→ **WHAT THE TASK ASKS**: Show each line that has the string "this" in it.

— start of INPUT —

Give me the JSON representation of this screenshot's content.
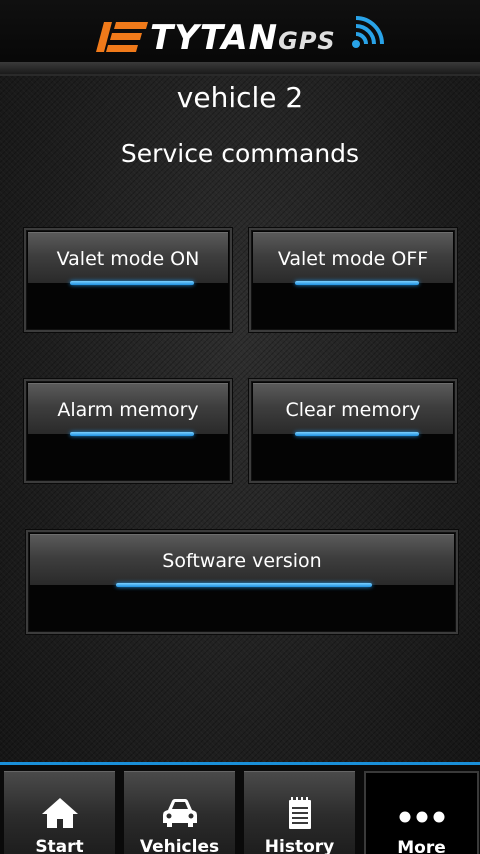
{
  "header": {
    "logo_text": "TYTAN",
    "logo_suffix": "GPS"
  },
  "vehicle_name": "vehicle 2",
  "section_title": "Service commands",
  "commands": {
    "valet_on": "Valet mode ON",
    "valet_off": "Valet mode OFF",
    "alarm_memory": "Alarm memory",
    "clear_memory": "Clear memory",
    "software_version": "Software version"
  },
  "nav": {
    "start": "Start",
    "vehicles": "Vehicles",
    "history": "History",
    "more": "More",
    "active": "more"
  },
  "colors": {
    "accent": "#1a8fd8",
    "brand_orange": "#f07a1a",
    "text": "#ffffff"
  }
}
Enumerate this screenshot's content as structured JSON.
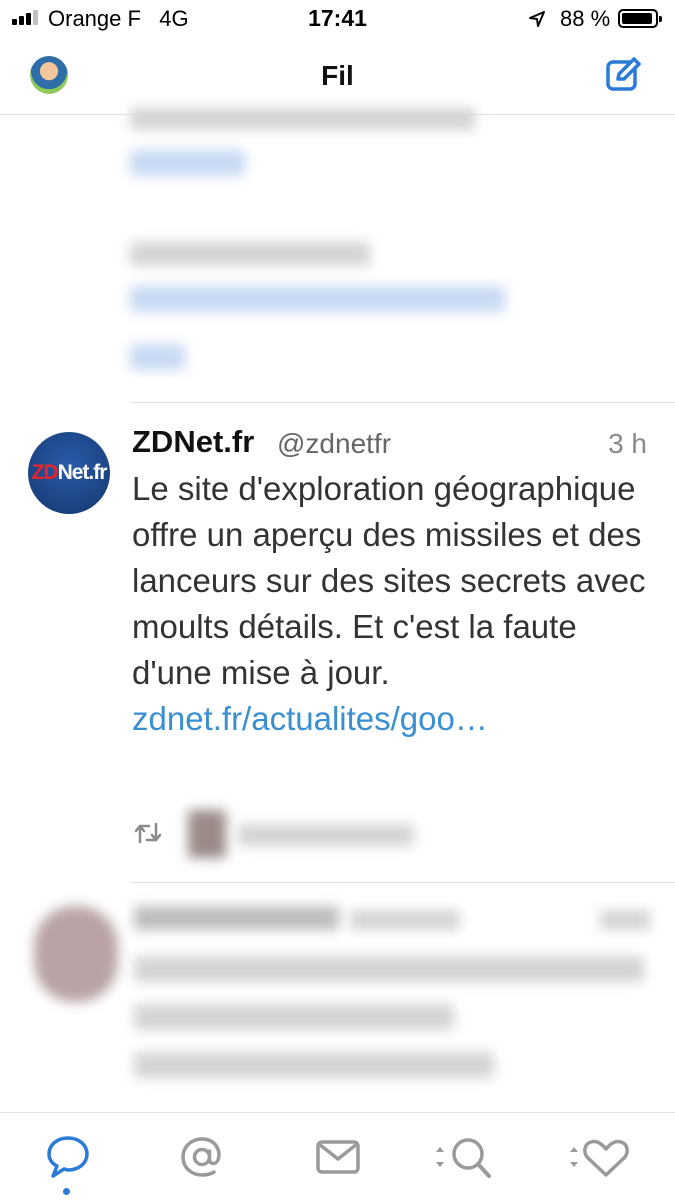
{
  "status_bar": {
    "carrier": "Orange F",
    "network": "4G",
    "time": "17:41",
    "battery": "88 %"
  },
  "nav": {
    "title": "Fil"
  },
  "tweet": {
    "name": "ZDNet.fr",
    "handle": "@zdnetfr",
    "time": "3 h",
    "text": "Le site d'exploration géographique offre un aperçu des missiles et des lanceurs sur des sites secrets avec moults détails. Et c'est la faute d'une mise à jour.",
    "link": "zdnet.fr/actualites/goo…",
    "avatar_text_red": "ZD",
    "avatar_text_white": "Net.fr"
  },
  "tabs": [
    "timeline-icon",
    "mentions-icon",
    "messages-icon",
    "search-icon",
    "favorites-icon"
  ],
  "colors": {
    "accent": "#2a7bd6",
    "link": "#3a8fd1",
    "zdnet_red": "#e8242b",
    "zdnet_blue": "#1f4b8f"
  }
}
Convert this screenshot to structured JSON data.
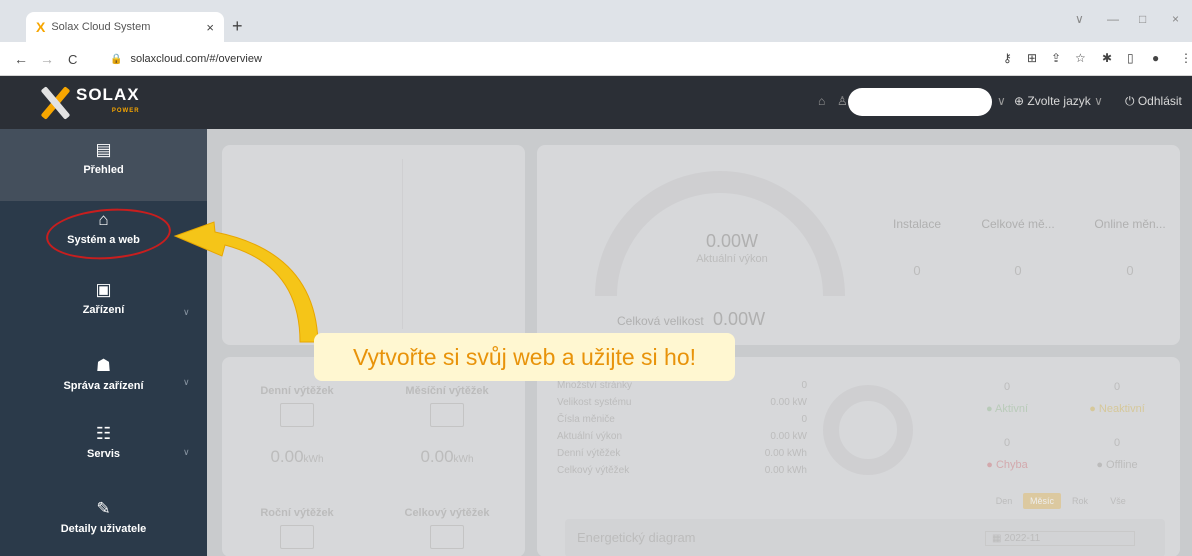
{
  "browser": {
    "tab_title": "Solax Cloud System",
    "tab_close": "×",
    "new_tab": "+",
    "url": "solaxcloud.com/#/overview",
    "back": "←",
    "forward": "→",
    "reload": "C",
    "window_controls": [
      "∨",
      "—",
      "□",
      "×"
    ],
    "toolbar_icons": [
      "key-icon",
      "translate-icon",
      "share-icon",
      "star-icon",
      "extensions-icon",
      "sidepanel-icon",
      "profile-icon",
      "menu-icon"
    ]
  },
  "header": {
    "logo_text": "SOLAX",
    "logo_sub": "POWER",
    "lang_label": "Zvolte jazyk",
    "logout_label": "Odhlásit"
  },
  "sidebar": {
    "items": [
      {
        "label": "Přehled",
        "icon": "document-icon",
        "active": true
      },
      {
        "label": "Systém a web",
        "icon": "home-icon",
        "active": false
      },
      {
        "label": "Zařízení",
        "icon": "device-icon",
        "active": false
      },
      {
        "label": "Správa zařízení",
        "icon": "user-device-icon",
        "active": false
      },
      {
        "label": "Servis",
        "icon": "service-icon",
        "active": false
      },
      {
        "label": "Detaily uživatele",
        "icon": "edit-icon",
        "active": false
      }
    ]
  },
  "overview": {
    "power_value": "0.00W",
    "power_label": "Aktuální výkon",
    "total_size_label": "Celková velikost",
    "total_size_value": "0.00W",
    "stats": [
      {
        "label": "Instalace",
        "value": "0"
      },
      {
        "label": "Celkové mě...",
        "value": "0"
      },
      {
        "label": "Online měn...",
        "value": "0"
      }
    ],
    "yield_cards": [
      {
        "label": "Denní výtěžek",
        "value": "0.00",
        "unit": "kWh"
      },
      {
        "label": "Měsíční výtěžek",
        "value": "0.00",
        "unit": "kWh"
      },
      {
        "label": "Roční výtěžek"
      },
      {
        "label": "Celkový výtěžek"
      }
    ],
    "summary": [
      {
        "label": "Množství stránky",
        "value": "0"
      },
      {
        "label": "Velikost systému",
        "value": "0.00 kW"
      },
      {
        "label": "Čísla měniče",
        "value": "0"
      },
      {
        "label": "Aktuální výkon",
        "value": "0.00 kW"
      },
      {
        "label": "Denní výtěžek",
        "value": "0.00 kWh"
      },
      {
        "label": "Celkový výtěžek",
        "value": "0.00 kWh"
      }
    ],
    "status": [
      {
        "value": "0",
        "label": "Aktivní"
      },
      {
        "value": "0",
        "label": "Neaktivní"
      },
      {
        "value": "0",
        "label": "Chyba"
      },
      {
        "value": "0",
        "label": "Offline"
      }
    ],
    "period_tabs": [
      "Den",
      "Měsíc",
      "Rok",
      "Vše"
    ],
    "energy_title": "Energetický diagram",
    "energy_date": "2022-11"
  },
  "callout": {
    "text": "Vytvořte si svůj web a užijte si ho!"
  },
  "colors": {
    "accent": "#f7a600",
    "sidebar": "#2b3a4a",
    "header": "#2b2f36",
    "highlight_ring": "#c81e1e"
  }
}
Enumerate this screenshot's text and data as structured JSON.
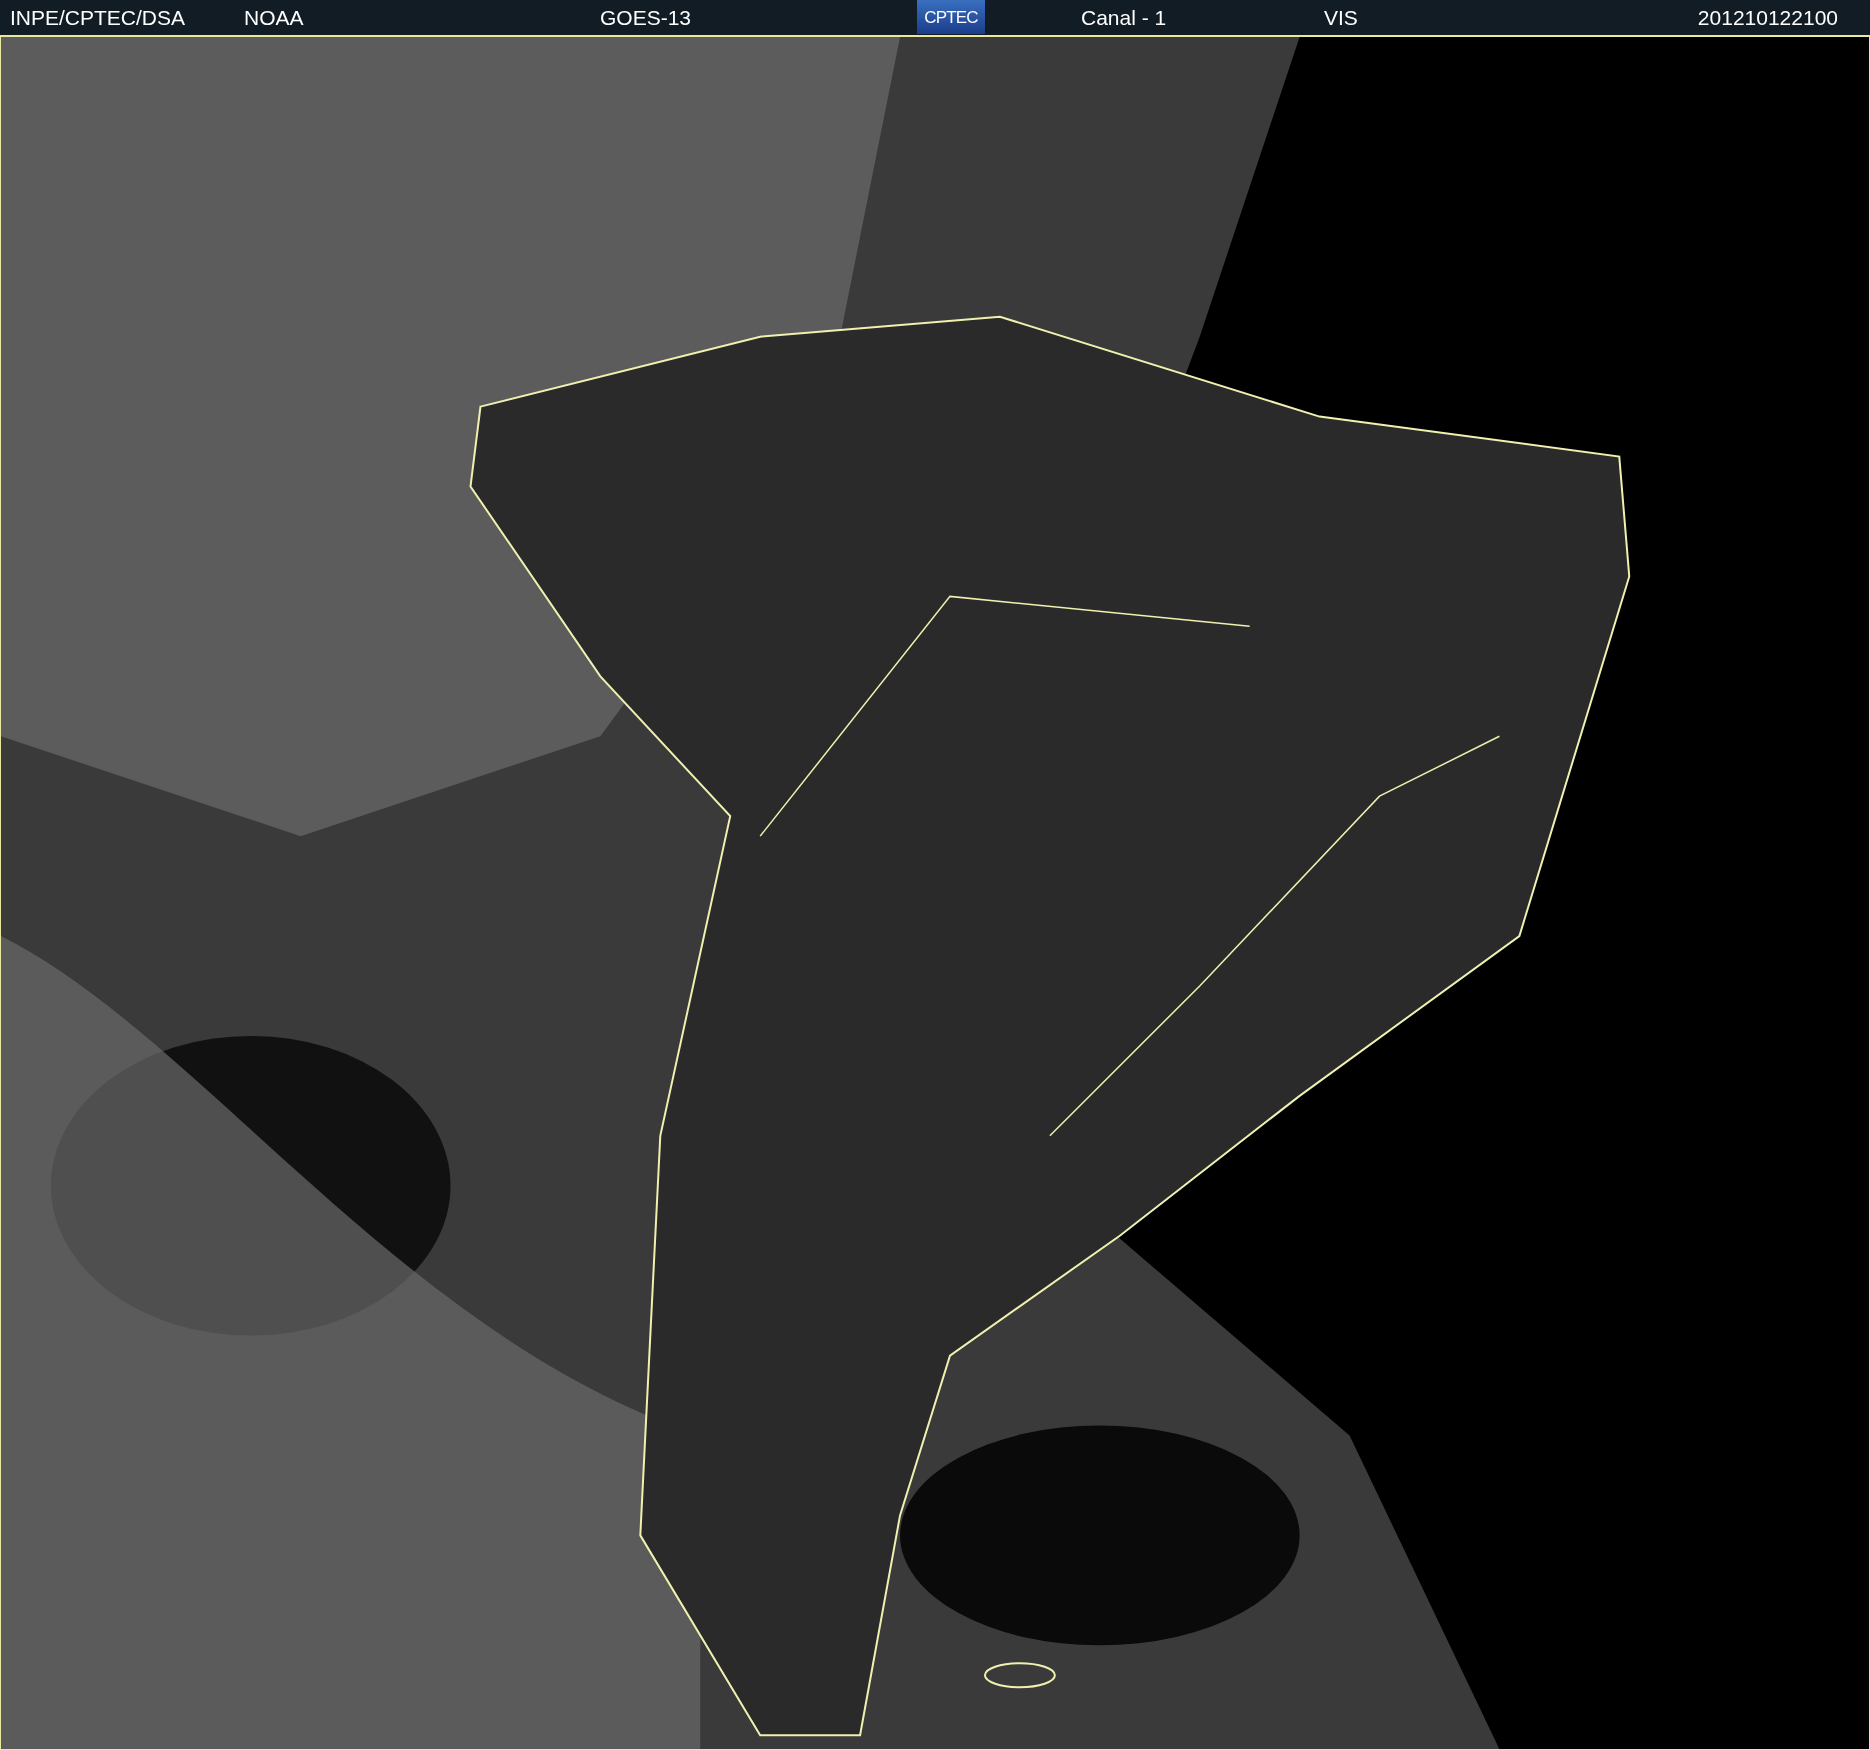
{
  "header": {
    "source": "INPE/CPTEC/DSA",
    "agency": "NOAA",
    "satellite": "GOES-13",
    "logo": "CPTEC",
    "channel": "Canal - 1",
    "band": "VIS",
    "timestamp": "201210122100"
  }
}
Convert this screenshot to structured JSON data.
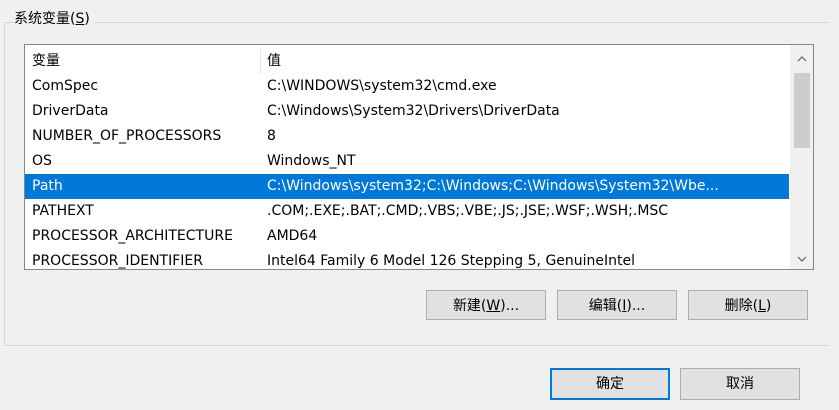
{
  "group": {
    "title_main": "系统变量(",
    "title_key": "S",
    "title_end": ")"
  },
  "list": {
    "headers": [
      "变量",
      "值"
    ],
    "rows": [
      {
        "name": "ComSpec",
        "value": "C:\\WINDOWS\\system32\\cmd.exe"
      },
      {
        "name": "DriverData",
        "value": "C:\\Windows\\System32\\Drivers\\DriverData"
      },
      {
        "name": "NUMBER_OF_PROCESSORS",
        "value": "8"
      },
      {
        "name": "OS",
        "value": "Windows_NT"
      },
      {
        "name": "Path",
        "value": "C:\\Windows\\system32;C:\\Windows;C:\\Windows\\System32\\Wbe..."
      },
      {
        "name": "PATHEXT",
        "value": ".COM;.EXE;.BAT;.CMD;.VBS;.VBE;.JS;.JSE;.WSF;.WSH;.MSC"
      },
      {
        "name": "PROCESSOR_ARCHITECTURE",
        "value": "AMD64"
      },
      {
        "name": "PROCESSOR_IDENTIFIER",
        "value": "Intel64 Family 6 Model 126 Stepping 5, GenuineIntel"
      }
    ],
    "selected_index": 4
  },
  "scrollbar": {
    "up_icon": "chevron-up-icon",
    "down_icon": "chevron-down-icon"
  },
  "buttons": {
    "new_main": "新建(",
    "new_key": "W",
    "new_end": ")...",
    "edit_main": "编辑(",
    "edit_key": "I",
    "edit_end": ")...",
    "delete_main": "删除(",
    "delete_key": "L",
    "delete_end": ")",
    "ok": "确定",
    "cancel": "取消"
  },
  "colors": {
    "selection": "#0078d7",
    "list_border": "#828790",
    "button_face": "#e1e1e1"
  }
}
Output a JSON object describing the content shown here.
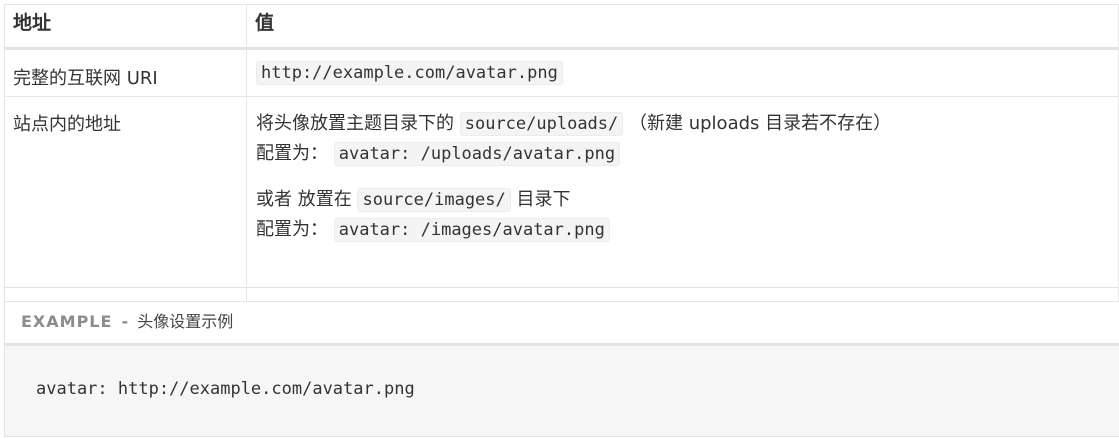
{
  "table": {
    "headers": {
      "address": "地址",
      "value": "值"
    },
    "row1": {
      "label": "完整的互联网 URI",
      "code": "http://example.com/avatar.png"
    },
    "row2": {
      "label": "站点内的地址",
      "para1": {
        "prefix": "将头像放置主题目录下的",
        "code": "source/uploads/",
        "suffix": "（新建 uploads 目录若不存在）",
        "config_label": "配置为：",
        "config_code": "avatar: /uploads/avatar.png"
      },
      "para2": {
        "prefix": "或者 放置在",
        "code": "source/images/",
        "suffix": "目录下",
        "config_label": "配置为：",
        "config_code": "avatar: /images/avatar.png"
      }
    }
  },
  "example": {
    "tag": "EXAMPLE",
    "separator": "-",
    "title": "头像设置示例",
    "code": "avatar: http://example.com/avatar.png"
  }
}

— end of INPUT —

→ **IN RESPONSE**:
Give me the JSON representation of this screenshot's content.
Enumerate this screenshot's content as structured JSON.
Convert this screenshot to structured JSON data.
Enumerate this screenshot's text and data as structured JSON.
Convert this screenshot to structured JSON data.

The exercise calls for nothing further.